Records of document pages and text

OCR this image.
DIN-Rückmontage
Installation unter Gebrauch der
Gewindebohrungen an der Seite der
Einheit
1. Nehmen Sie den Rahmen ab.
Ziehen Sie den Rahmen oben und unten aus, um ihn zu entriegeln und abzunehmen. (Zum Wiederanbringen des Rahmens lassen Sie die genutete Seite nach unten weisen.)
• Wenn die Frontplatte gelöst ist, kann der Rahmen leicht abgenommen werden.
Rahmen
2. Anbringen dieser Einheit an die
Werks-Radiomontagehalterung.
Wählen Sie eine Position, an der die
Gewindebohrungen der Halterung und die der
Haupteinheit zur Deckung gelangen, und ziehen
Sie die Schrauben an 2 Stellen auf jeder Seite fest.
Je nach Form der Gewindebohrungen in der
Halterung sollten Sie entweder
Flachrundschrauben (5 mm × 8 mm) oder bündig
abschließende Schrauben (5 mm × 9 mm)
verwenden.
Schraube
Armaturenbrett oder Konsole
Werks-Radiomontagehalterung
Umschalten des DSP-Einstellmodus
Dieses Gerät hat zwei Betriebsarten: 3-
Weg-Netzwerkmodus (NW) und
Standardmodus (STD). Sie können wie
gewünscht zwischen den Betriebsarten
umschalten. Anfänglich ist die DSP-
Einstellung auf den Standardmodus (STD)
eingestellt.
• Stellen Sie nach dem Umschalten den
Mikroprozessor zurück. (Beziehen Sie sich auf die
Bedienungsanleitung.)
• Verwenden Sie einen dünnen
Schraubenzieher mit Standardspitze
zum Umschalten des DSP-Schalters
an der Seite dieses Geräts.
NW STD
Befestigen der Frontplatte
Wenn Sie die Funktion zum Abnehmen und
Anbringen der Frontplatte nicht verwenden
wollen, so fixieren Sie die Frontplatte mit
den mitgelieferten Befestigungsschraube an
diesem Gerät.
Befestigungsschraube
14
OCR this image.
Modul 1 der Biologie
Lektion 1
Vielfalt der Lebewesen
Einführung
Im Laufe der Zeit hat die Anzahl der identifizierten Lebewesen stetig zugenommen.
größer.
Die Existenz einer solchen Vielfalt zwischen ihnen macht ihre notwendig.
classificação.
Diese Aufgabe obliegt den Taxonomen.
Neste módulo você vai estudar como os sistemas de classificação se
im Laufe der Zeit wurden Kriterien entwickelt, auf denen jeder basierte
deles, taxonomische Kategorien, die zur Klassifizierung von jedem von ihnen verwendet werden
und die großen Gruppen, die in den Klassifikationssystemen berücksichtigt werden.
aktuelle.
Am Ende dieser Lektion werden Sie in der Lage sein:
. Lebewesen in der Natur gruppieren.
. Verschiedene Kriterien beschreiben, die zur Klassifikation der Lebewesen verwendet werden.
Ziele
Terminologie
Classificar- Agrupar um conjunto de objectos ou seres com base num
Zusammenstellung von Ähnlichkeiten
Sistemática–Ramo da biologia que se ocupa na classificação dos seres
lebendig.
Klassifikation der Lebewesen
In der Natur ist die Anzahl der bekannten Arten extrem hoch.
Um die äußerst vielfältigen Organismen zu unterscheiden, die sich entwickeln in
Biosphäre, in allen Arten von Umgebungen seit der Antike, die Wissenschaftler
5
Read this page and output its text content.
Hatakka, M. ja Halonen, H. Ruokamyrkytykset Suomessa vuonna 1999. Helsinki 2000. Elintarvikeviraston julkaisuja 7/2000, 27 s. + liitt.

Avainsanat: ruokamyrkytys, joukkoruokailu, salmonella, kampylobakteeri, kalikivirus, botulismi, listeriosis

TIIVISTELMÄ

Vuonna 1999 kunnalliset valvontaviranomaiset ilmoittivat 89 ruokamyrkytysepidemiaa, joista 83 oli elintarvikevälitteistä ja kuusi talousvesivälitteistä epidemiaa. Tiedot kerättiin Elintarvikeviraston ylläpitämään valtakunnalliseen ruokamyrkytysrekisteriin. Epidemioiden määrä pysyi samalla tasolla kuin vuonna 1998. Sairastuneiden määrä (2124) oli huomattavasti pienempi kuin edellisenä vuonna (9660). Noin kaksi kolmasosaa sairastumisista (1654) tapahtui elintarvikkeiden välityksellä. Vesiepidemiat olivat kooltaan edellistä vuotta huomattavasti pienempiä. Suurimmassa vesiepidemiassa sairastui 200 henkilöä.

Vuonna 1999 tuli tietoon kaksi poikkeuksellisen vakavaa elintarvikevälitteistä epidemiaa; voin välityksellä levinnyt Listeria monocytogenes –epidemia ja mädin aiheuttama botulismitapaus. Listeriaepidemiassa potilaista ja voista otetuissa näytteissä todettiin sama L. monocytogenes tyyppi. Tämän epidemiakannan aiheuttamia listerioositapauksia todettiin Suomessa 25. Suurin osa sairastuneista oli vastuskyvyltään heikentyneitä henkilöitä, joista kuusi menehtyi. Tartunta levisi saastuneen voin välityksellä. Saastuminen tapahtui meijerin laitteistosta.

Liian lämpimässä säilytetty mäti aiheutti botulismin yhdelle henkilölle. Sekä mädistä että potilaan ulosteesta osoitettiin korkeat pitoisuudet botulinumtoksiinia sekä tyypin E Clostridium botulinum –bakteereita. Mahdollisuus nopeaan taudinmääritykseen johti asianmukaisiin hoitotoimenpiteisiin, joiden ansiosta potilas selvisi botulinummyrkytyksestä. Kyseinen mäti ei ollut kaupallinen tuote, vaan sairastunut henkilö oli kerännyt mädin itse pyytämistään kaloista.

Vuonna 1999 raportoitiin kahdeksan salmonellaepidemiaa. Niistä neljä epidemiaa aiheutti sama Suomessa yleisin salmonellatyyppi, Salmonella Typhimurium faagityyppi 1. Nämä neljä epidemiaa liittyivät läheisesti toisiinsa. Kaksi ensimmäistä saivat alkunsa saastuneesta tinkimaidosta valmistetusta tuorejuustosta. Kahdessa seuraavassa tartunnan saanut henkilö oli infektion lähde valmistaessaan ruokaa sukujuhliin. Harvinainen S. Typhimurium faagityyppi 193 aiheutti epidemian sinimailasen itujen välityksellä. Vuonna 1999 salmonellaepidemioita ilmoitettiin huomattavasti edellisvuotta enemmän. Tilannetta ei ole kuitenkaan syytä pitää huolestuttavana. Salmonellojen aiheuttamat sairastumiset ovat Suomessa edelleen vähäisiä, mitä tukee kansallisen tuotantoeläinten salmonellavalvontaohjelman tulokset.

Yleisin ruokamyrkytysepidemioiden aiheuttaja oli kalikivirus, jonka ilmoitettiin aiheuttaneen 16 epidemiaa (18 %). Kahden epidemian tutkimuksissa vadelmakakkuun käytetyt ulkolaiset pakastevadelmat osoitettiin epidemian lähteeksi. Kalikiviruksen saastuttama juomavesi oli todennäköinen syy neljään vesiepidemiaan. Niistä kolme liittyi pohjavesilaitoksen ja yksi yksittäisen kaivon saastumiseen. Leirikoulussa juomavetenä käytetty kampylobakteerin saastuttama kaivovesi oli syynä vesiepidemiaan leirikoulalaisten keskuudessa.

* Directions *
Copy out the records above exactly.

* Answer to the problem *
OCR this image.
DIN-Rückmontage
Installation unter Gebrauch der
Gewindebohrungen an der Seite der
Einheit
1. Nehmen Sie den Rahmen ab.
Ziehen Sie den Rahmen oben und unten aus, um ihn zu entriegeln und abzunehmen. (Zum Wiederanbringen des Rahmens lassen Sie die genutete Seite nach unten weisen.)
• Wenn die Frontplatte gelöst ist, kann der Rahmen leicht abgenommen werden.
Rahmen
2. Anbringen dieser Einheit an die
Werks-Radiomontagehalterung.
Wählen Sie eine Position, an der die
Gewindebohrungen der Halterung und die der
Haupteinheit zur Deckung gelangen, und ziehen
Sie die Schrauben an 2 Stellen auf jeder Seite fest.
Je nach Form der Gewindebohrungen in der
Halterung sollten Sie entweder
Flachrundschrauben (5 mm × 8 mm) oder bündig
abschließende Schrauben (5 mm × 9 mm)
verwenden.
Schraube
Armaturenbrett oder Konsole
Werks-Radiomontagehalterung
Umschalten des DSP-Einstellmodus
Dieses Gerät hat zwei Betriebsarten: 3-
Weg-Netzwerkmodus (NW) und
Standardmodus (STD). Sie können wie
gewünscht zwischen den Betriebsarten
umschalten. Anfänglich ist die DSP-
Einstellung auf den Standardmodus (STD)
eingestellt.
• Stellen Sie nach dem Umschalten den
Mikroprozessor zurück. (Beziehen Sie sich auf die
Bedienungsanleitung.)
• Verwenden Sie einen dünnen
Schraubenzieher mit Standardspitze
zum Umschalten des DSP-Schalters
an der Seite dieses Geräts.
NW STD
Befestigen der Frontplatte
Wenn Sie die Funktion zum Abnehmen und
Anbringen der Frontplatte nicht verwenden
wollen, so fixieren Sie die Frontplatte mit
den mitgelieferten Befestigungsschraube an
diesem Gerät.
Befestigungsschraube
14
OCR this image.
Modul 1 der Biologie
Lektion 1
Vielfalt der Lebewesen
Einführung
Im Laufe der Zeit hat die Anzahl der identifizierten Lebewesen stetig zugenommen.
größer.
Die Existenz einer solchen Vielfalt zwischen ihnen macht ihre notwendig.
classificação.
Diese Aufgabe obliegt den Taxonomen.
Neste módulo você vai estudar como os sistemas de classificação se
im Laufe der Zeit wurden Kriterien entwickelt, auf denen jeder basierte
deles, taxonomische Kategorien, die zur Klassifizierung von jedem von ihnen verwendet werden
und die großen Gruppen, die in den Klassifikationssystemen berücksichtigt werden.
aktuelle.
Am Ende dieser Lektion werden Sie in der Lage sein:
. Lebewesen in der Natur gruppieren.
. Verschiedene Kriterien beschreiben, die zur Klassifikation der Lebewesen verwendet werden.
Ziele
Terminologie
Classificar- Agrupar um conjunto de objectos ou seres com base num
Zusammenstellung von Ähnlichkeiten
Sistemática–Ramo da biologia que se ocupa na classificação dos seres
lebendig.
Klassifikation der Lebewesen
In der Natur ist die Anzahl der bekannten Arten extrem hoch.
Um die äußerst vielfältigen Organismen zu unterscheiden, die sich entwickeln in
Biosphäre, in allen Arten von Umgebungen seit der Antike, die Wissenschaftler
5
Read this page and output its text content.
Hatakka, M. ja Halonen, H. Ruokamyrkytykset Suomessa vuonna 1999. Helsinki 2000. Elintarvikeviraston julkaisuja 7/2000, 27 s. + liitt.

Avainsanat: ruokamyrkytys, joukkoruokailu, salmonella, kampylobakteeri, kalikivirus, botulismi, listeriosis

TIIVISTELMÄ

Vuonna 1999 kunnalliset valvontaviranomaiset ilmoittivat 89 ruokamyrkytysepidemiaa, joista 83 oli elintarvikevälitteistä ja kuusi talousvesivälitteistä epidemiaa. Tiedot kerättiin Elintarvikeviraston ylläpitämään valtakunnalliseen ruokamyrkytysrekisteriin. Epidemioiden määrä pysyi samalla tasolla kuin vuonna 1998. Sairastuneiden määrä (2124) oli huomattavasti pienempi kuin edellisenä vuonna (9660). Noin kaksi kolmasosaa sairastumisista (1654) tapahtui elintarvikkeiden välityksellä. Vesiepidemiat olivat kooltaan edellistä vuotta huomattavasti pienempiä. Suurimmassa vesiepidemiassa sairastui 200 henkilöä.

Vuonna 1999 tuli tietoon kaksi poikkeuksellisen vakavaa elintarvikevälitteistä epidemiaa; voin välityksellä levinnyt Listeria monocytogenes –epidemia ja mädin aiheuttama botulismitapaus. Listeriaepidemiassa potilaista ja voista otetuissa näytteissä todettiin sama L. monocytogenes tyyppi. Tämän epidemiakannan aiheuttamia listerioositapauksia todettiin Suomessa 25. Suurin osa sairastuneista oli vastuskyvyltään heikentyneitä henkilöitä, joista kuusi menehtyi. Tartunta levisi saastuneen voin välityksellä. Saastuminen tapahtui meijerin laitteistosta.

Liian lämpimässä säilytetty mäti aiheutti botulismin yhdelle henkilölle. Sekä mädistä että potilaan ulosteesta osoitettiin korkeat pitoisuudet botulinumtoksiinia sekä tyypin E Clostridium botulinum –bakteereita. Mahdollisuus nopeaan taudinmääritykseen johti asianmukaisiin hoitotoimenpiteisiin, joiden ansiosta potilas selvisi botulinummyrkytyksestä. Kyseinen mäti ei ollut kaupallinen tuote, vaan sairastunut henkilö oli kerännyt mädin itse pyytämistään kaloista.

Vuonna 1999 raportoitiin kahdeksan salmonellaepidemiaa. Niistä neljä epidemiaa aiheutti sama Suomessa yleisin salmonellatyyppi, Salmonella Typhimurium faagityyppi 1. Nämä neljä epidemiaa liittyivät läheisesti toisiinsa. Kaksi ensimmäistä saivat alkunsa saastuneesta tinkimaidosta valmistetusta tuorejuustosta. Kahdessa seuraavassa tartunnan saanut henkilö oli infektion lähde valmistaessaan ruokaa sukujuhliin. Harvinainen S. Typhimurium faagityyppi 193 aiheutti epidemian sinimailasen itujen välityksellä. Vuonna 1999 salmonellaepidemioita ilmoitettiin huomattavasti edellisvuotta enemmän. Tilannetta ei ole kuitenkaan syytä pitää huolestuttavana. Salmonellojen aiheuttamat sairastumiset ovat Suomessa edelleen vähäisiä, mitä tukee kansallisen tuotantoeläinten salmonellavalvontaohjelman tulokset.

Yleisin ruokamyrkytysepidemioiden aiheuttaja oli kalikivirus, jonka ilmoitettiin aiheuttaneen 16 epidemiaa (18 %). Kahden epidemian tutkimuksissa vadelmakakkuun käytetyt ulkolaiset pakastevadelmat osoitettiin epidemian lähteeksi. Kalikiviruksen saastuttama juomavesi oli todennäköinen syy neljään vesiepidemiaan. Niistä kolme liittyi pohjavesilaitoksen ja yksi yksittäisen kaivon saastumiseen. Leirikoulussa juomavetenä käytetty kampylobakteerin saastuttama kaivovesi oli syynä vesiepidemiaan leirikoulalaisten keskuudessa.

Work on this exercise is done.